■ **GIVEN REQUEST**:
Go through the material below and copy all lines with "국립중앙의료원".

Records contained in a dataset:
━━━━━━━━━━━━━━━━━━━━━━━━━━━━━━
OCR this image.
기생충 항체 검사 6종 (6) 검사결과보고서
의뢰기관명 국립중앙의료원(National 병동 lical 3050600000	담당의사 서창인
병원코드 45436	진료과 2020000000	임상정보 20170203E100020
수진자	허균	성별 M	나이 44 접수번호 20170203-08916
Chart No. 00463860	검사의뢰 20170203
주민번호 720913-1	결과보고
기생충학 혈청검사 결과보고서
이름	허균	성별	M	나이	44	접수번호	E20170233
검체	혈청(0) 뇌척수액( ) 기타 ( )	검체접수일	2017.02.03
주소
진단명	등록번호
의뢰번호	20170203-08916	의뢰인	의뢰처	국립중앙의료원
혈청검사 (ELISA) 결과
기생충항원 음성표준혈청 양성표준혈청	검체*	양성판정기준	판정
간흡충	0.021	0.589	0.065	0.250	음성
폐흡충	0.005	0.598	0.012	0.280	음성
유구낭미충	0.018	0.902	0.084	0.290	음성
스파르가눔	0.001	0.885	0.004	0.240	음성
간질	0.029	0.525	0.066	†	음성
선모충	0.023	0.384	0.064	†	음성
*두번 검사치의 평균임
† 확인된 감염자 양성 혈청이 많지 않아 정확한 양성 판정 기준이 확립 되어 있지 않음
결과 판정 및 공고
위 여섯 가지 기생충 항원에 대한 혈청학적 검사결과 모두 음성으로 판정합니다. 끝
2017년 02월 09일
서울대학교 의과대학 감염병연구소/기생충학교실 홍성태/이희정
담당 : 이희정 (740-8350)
━━━━━━━━━━━━━━━━━━━━━━━━━━━━━━
■ **RESPONSE TO THE EXERCISE**:
의뢰기관명 국립중앙의료원(National 병동 lical 3050600000	담당의사 서창인
의뢰번호	20170203-08916	의뢰인	의뢰처	국립중앙의료원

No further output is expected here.